[Records that describe figures]

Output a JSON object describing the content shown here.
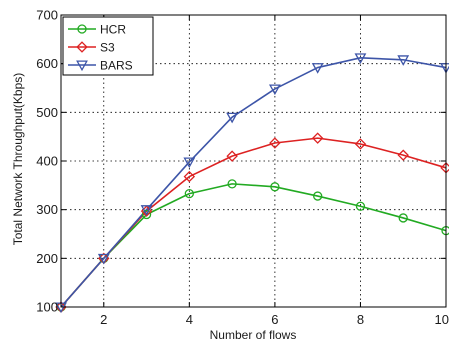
{
  "chart_data": {
    "type": "line",
    "title": "",
    "xlabel": "Number of flows",
    "ylabel": "Total Network Throughput(Kbps)",
    "xlim": [
      1,
      10
    ],
    "ylim": [
      100,
      700
    ],
    "x_ticks": [
      2,
      4,
      6,
      8,
      10
    ],
    "y_ticks": [
      100,
      200,
      300,
      400,
      500,
      600,
      700
    ],
    "x_tick_labels": [
      "2",
      "4",
      "6",
      "8",
      "10"
    ],
    "y_tick_labels": [
      "100",
      "200",
      "300",
      "400",
      "500",
      "600",
      "700"
    ],
    "grid": true,
    "legend_position": "top-left",
    "x": [
      1,
      2,
      3,
      4,
      5,
      6,
      7,
      8,
      9,
      10
    ],
    "series": [
      {
        "name": "HCR",
        "color": "#22aa22",
        "marker": "circle",
        "values": [
          100,
          200,
          290,
          333,
          353,
          347,
          328,
          307,
          283,
          257
        ]
      },
      {
        "name": "S3",
        "color": "#dd2222",
        "marker": "diamond",
        "values": [
          100,
          200,
          297,
          368,
          410,
          437,
          447,
          435,
          412,
          386
        ]
      },
      {
        "name": "BARS",
        "color": "#3d55a8",
        "marker": "triangle-down",
        "values": [
          100,
          200,
          300,
          398,
          490,
          548,
          592,
          612,
          608,
          592
        ]
      }
    ]
  }
}
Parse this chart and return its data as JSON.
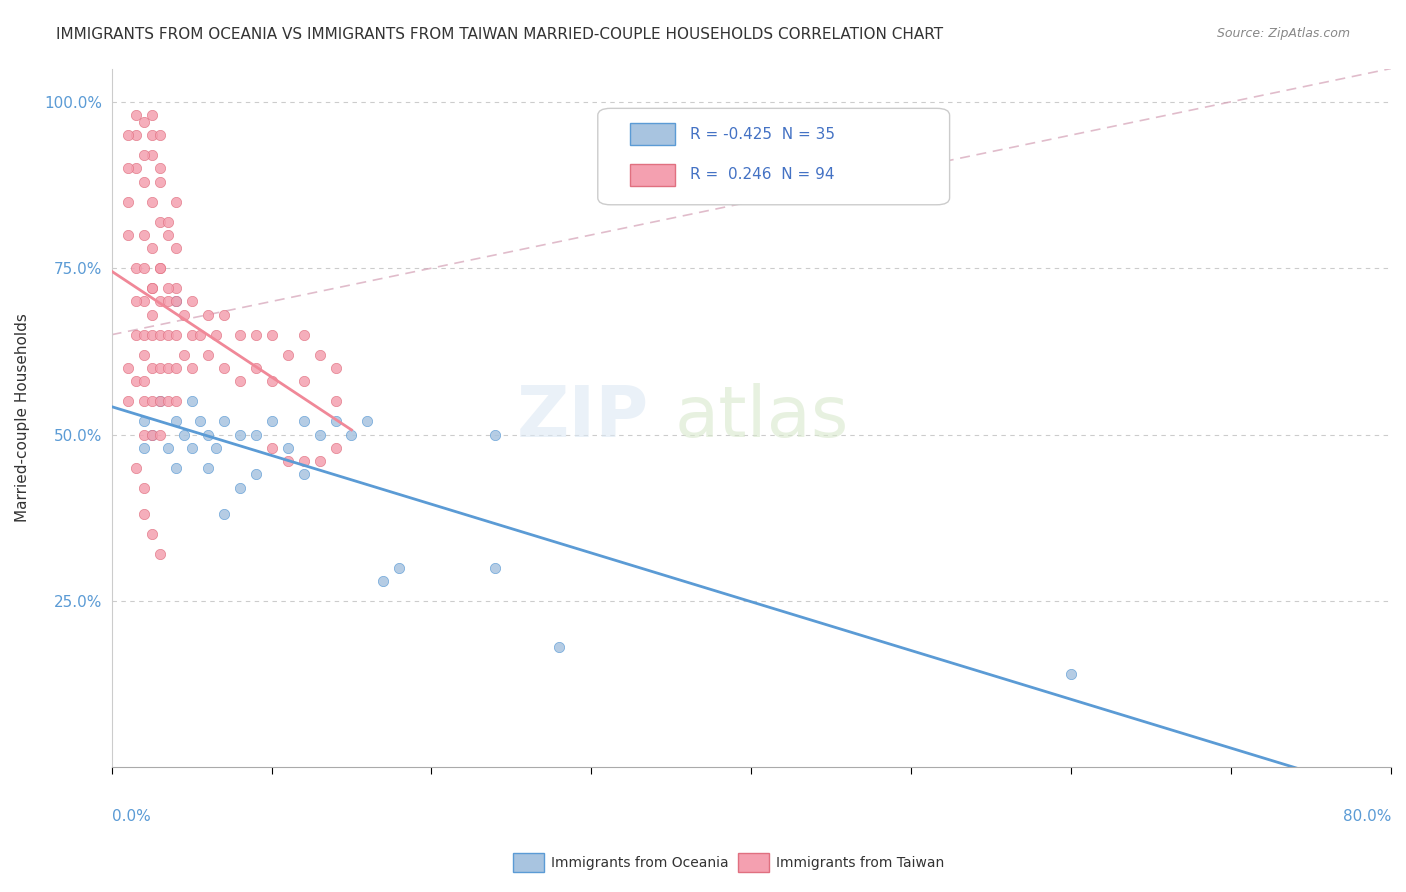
{
  "title": "IMMIGRANTS FROM OCEANIA VS IMMIGRANTS FROM TAIWAN MARRIED-COUPLE HOUSEHOLDS CORRELATION CHART",
  "source": "Source: ZipAtlas.com",
  "ylabel": "Married-couple Households",
  "color_oceania": "#a8c4e0",
  "color_taiwan": "#f4a0b0",
  "color_line_oceania": "#5b9bd5",
  "color_line_taiwan": "#f08898",
  "color_diag": "#d4a0b5",
  "background_color": "#ffffff",
  "xlim": [
    0.0,
    0.8
  ],
  "ylim": [
    0.0,
    1.05
  ],
  "oceania_points": [
    [
      0.02,
      0.52
    ],
    [
      0.02,
      0.48
    ],
    [
      0.025,
      0.5
    ],
    [
      0.03,
      0.55
    ],
    [
      0.035,
      0.48
    ],
    [
      0.04,
      0.52
    ],
    [
      0.04,
      0.45
    ],
    [
      0.045,
      0.5
    ],
    [
      0.05,
      0.55
    ],
    [
      0.05,
      0.48
    ],
    [
      0.055,
      0.52
    ],
    [
      0.06,
      0.5
    ],
    [
      0.06,
      0.45
    ],
    [
      0.065,
      0.48
    ],
    [
      0.07,
      0.52
    ],
    [
      0.07,
      0.38
    ],
    [
      0.08,
      0.5
    ],
    [
      0.08,
      0.42
    ],
    [
      0.09,
      0.5
    ],
    [
      0.09,
      0.44
    ],
    [
      0.1,
      0.52
    ],
    [
      0.11,
      0.48
    ],
    [
      0.12,
      0.52
    ],
    [
      0.12,
      0.44
    ],
    [
      0.13,
      0.5
    ],
    [
      0.14,
      0.52
    ],
    [
      0.15,
      0.5
    ],
    [
      0.16,
      0.52
    ],
    [
      0.17,
      0.28
    ],
    [
      0.18,
      0.3
    ],
    [
      0.24,
      0.5
    ],
    [
      0.24,
      0.3
    ],
    [
      0.28,
      0.18
    ],
    [
      0.6,
      0.14
    ],
    [
      0.04,
      0.7
    ]
  ],
  "taiwan_points": [
    [
      0.01,
      0.6
    ],
    [
      0.01,
      0.55
    ],
    [
      0.015,
      0.65
    ],
    [
      0.015,
      0.58
    ],
    [
      0.02,
      0.7
    ],
    [
      0.02,
      0.65
    ],
    [
      0.02,
      0.62
    ],
    [
      0.02,
      0.58
    ],
    [
      0.02,
      0.55
    ],
    [
      0.02,
      0.5
    ],
    [
      0.025,
      0.72
    ],
    [
      0.025,
      0.68
    ],
    [
      0.025,
      0.65
    ],
    [
      0.025,
      0.6
    ],
    [
      0.025,
      0.55
    ],
    [
      0.025,
      0.5
    ],
    [
      0.03,
      0.75
    ],
    [
      0.03,
      0.7
    ],
    [
      0.03,
      0.65
    ],
    [
      0.03,
      0.6
    ],
    [
      0.03,
      0.55
    ],
    [
      0.03,
      0.5
    ],
    [
      0.035,
      0.7
    ],
    [
      0.035,
      0.65
    ],
    [
      0.035,
      0.6
    ],
    [
      0.035,
      0.55
    ],
    [
      0.04,
      0.72
    ],
    [
      0.04,
      0.65
    ],
    [
      0.04,
      0.6
    ],
    [
      0.04,
      0.55
    ],
    [
      0.045,
      0.68
    ],
    [
      0.045,
      0.62
    ],
    [
      0.05,
      0.7
    ],
    [
      0.05,
      0.65
    ],
    [
      0.05,
      0.6
    ],
    [
      0.055,
      0.65
    ],
    [
      0.06,
      0.68
    ],
    [
      0.06,
      0.62
    ],
    [
      0.065,
      0.65
    ],
    [
      0.07,
      0.68
    ],
    [
      0.07,
      0.6
    ],
    [
      0.08,
      0.65
    ],
    [
      0.08,
      0.58
    ],
    [
      0.09,
      0.65
    ],
    [
      0.09,
      0.6
    ],
    [
      0.1,
      0.65
    ],
    [
      0.1,
      0.58
    ],
    [
      0.11,
      0.62
    ],
    [
      0.12,
      0.65
    ],
    [
      0.12,
      0.58
    ],
    [
      0.13,
      0.62
    ],
    [
      0.14,
      0.6
    ],
    [
      0.14,
      0.55
    ],
    [
      0.02,
      0.8
    ],
    [
      0.025,
      0.78
    ],
    [
      0.03,
      0.82
    ],
    [
      0.035,
      0.8
    ],
    [
      0.04,
      0.78
    ],
    [
      0.025,
      0.85
    ],
    [
      0.03,
      0.88
    ],
    [
      0.035,
      0.82
    ],
    [
      0.04,
      0.85
    ],
    [
      0.015,
      0.9
    ],
    [
      0.02,
      0.88
    ],
    [
      0.025,
      0.92
    ],
    [
      0.03,
      0.9
    ],
    [
      0.015,
      0.95
    ],
    [
      0.02,
      0.92
    ],
    [
      0.025,
      0.95
    ],
    [
      0.03,
      0.95
    ],
    [
      0.015,
      0.98
    ],
    [
      0.02,
      0.97
    ],
    [
      0.025,
      0.98
    ],
    [
      0.01,
      0.95
    ],
    [
      0.01,
      0.9
    ],
    [
      0.01,
      0.85
    ],
    [
      0.01,
      0.8
    ],
    [
      0.015,
      0.75
    ],
    [
      0.015,
      0.7
    ],
    [
      0.02,
      0.75
    ],
    [
      0.025,
      0.72
    ],
    [
      0.03,
      0.75
    ],
    [
      0.035,
      0.72
    ],
    [
      0.04,
      0.7
    ],
    [
      0.015,
      0.45
    ],
    [
      0.02,
      0.42
    ],
    [
      0.02,
      0.38
    ],
    [
      0.025,
      0.35
    ],
    [
      0.03,
      0.32
    ],
    [
      0.13,
      0.46
    ],
    [
      0.14,
      0.48
    ],
    [
      0.12,
      0.46
    ],
    [
      0.11,
      0.46
    ],
    [
      0.1,
      0.48
    ]
  ]
}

### [WHAT TO WORK ON]
Retype all entries exactly as they appear, dropping the images.

### [FINAL RESULT]
Output a JSON object describing the content shown here.
{
  "chart_data": {
    "type": "line",
    "title": "",
    "xlabel": "Number of flows",
    "ylabel": "Total Network Throughput(Kbps)",
    "xlim": [
      1,
      10
    ],
    "ylim": [
      100,
      700
    ],
    "x_ticks": [
      2,
      4,
      6,
      8,
      10
    ],
    "y_ticks": [
      100,
      200,
      300,
      400,
      500,
      600,
      700
    ],
    "x_tick_labels": [
      "2",
      "4",
      "6",
      "8",
      "10"
    ],
    "y_tick_labels": [
      "100",
      "200",
      "300",
      "400",
      "500",
      "600",
      "700"
    ],
    "grid": true,
    "legend_position": "top-left",
    "x": [
      1,
      2,
      3,
      4,
      5,
      6,
      7,
      8,
      9,
      10
    ],
    "series": [
      {
        "name": "HCR",
        "color": "#22aa22",
        "marker": "circle",
        "values": [
          100,
          200,
          290,
          333,
          353,
          347,
          328,
          307,
          283,
          257
        ]
      },
      {
        "name": "S3",
        "color": "#dd2222",
        "marker": "diamond",
        "values": [
          100,
          200,
          297,
          368,
          410,
          437,
          447,
          435,
          412,
          386
        ]
      },
      {
        "name": "BARS",
        "color": "#3d55a8",
        "marker": "triangle-down",
        "values": [
          100,
          200,
          300,
          398,
          490,
          548,
          592,
          612,
          608,
          592
        ]
      }
    ]
  }
}
Parse this chart and return its data as JSON.
{
  "title": "IMMIGRANTS FROM OCEANIA VS IMMIGRANTS FROM TAIWAN MARRIED-COUPLE HOUSEHOLDS CORRELATION CHART",
  "source": "Source: ZipAtlas.com",
  "ylabel": "Married-couple Households",
  "color_oceania": "#a8c4e0",
  "color_taiwan": "#f4a0b0",
  "color_line_oceania": "#5b9bd5",
  "color_line_taiwan": "#f08898",
  "color_diag": "#d4a0b5",
  "background_color": "#ffffff",
  "xlim": [
    0.0,
    0.8
  ],
  "ylim": [
    0.0,
    1.05
  ],
  "oceania_points": [
    [
      0.02,
      0.52
    ],
    [
      0.02,
      0.48
    ],
    [
      0.025,
      0.5
    ],
    [
      0.03,
      0.55
    ],
    [
      0.035,
      0.48
    ],
    [
      0.04,
      0.52
    ],
    [
      0.04,
      0.45
    ],
    [
      0.045,
      0.5
    ],
    [
      0.05,
      0.55
    ],
    [
      0.05,
      0.48
    ],
    [
      0.055,
      0.52
    ],
    [
      0.06,
      0.5
    ],
    [
      0.06,
      0.45
    ],
    [
      0.065,
      0.48
    ],
    [
      0.07,
      0.52
    ],
    [
      0.07,
      0.38
    ],
    [
      0.08,
      0.5
    ],
    [
      0.08,
      0.42
    ],
    [
      0.09,
      0.5
    ],
    [
      0.09,
      0.44
    ],
    [
      0.1,
      0.52
    ],
    [
      0.11,
      0.48
    ],
    [
      0.12,
      0.52
    ],
    [
      0.12,
      0.44
    ],
    [
      0.13,
      0.5
    ],
    [
      0.14,
      0.52
    ],
    [
      0.15,
      0.5
    ],
    [
      0.16,
      0.52
    ],
    [
      0.17,
      0.28
    ],
    [
      0.18,
      0.3
    ],
    [
      0.24,
      0.5
    ],
    [
      0.24,
      0.3
    ],
    [
      0.28,
      0.18
    ],
    [
      0.6,
      0.14
    ],
    [
      0.04,
      0.7
    ]
  ],
  "taiwan_points": [
    [
      0.01,
      0.6
    ],
    [
      0.01,
      0.55
    ],
    [
      0.015,
      0.65
    ],
    [
      0.015,
      0.58
    ],
    [
      0.02,
      0.7
    ],
    [
      0.02,
      0.65
    ],
    [
      0.02,
      0.62
    ],
    [
      0.02,
      0.58
    ],
    [
      0.02,
      0.55
    ],
    [
      0.02,
      0.5
    ],
    [
      0.025,
      0.72
    ],
    [
      0.025,
      0.68
    ],
    [
      0.025,
      0.65
    ],
    [
      0.025,
      0.6
    ],
    [
      0.025,
      0.55
    ],
    [
      0.025,
      0.5
    ],
    [
      0.03,
      0.75
    ],
    [
      0.03,
      0.7
    ],
    [
      0.03,
      0.65
    ],
    [
      0.03,
      0.6
    ],
    [
      0.03,
      0.55
    ],
    [
      0.03,
      0.5
    ],
    [
      0.035,
      0.7
    ],
    [
      0.035,
      0.65
    ],
    [
      0.035,
      0.6
    ],
    [
      0.035,
      0.55
    ],
    [
      0.04,
      0.72
    ],
    [
      0.04,
      0.65
    ],
    [
      0.04,
      0.6
    ],
    [
      0.04,
      0.55
    ],
    [
      0.045,
      0.68
    ],
    [
      0.045,
      0.62
    ],
    [
      0.05,
      0.7
    ],
    [
      0.05,
      0.65
    ],
    [
      0.05,
      0.6
    ],
    [
      0.055,
      0.65
    ],
    [
      0.06,
      0.68
    ],
    [
      0.06,
      0.62
    ],
    [
      0.065,
      0.65
    ],
    [
      0.07,
      0.68
    ],
    [
      0.07,
      0.6
    ],
    [
      0.08,
      0.65
    ],
    [
      0.08,
      0.58
    ],
    [
      0.09,
      0.65
    ],
    [
      0.09,
      0.6
    ],
    [
      0.1,
      0.65
    ],
    [
      0.1,
      0.58
    ],
    [
      0.11,
      0.62
    ],
    [
      0.12,
      0.65
    ],
    [
      0.12,
      0.58
    ],
    [
      0.13,
      0.62
    ],
    [
      0.14,
      0.6
    ],
    [
      0.14,
      0.55
    ],
    [
      0.02,
      0.8
    ],
    [
      0.025,
      0.78
    ],
    [
      0.03,
      0.82
    ],
    [
      0.035,
      0.8
    ],
    [
      0.04,
      0.78
    ],
    [
      0.025,
      0.85
    ],
    [
      0.03,
      0.88
    ],
    [
      0.035,
      0.82
    ],
    [
      0.04,
      0.85
    ],
    [
      0.015,
      0.9
    ],
    [
      0.02,
      0.88
    ],
    [
      0.025,
      0.92
    ],
    [
      0.03,
      0.9
    ],
    [
      0.015,
      0.95
    ],
    [
      0.02,
      0.92
    ],
    [
      0.025,
      0.95
    ],
    [
      0.03,
      0.95
    ],
    [
      0.015,
      0.98
    ],
    [
      0.02,
      0.97
    ],
    [
      0.025,
      0.98
    ],
    [
      0.01,
      0.95
    ],
    [
      0.01,
      0.9
    ],
    [
      0.01,
      0.85
    ],
    [
      0.01,
      0.8
    ],
    [
      0.015,
      0.75
    ],
    [
      0.015,
      0.7
    ],
    [
      0.02,
      0.75
    ],
    [
      0.025,
      0.72
    ],
    [
      0.03,
      0.75
    ],
    [
      0.035,
      0.72
    ],
    [
      0.04,
      0.7
    ],
    [
      0.015,
      0.45
    ],
    [
      0.02,
      0.42
    ],
    [
      0.02,
      0.38
    ],
    [
      0.025,
      0.35
    ],
    [
      0.03,
      0.32
    ],
    [
      0.13,
      0.46
    ],
    [
      0.14,
      0.48
    ],
    [
      0.12,
      0.46
    ],
    [
      0.11,
      0.46
    ],
    [
      0.1,
      0.48
    ]
  ]
}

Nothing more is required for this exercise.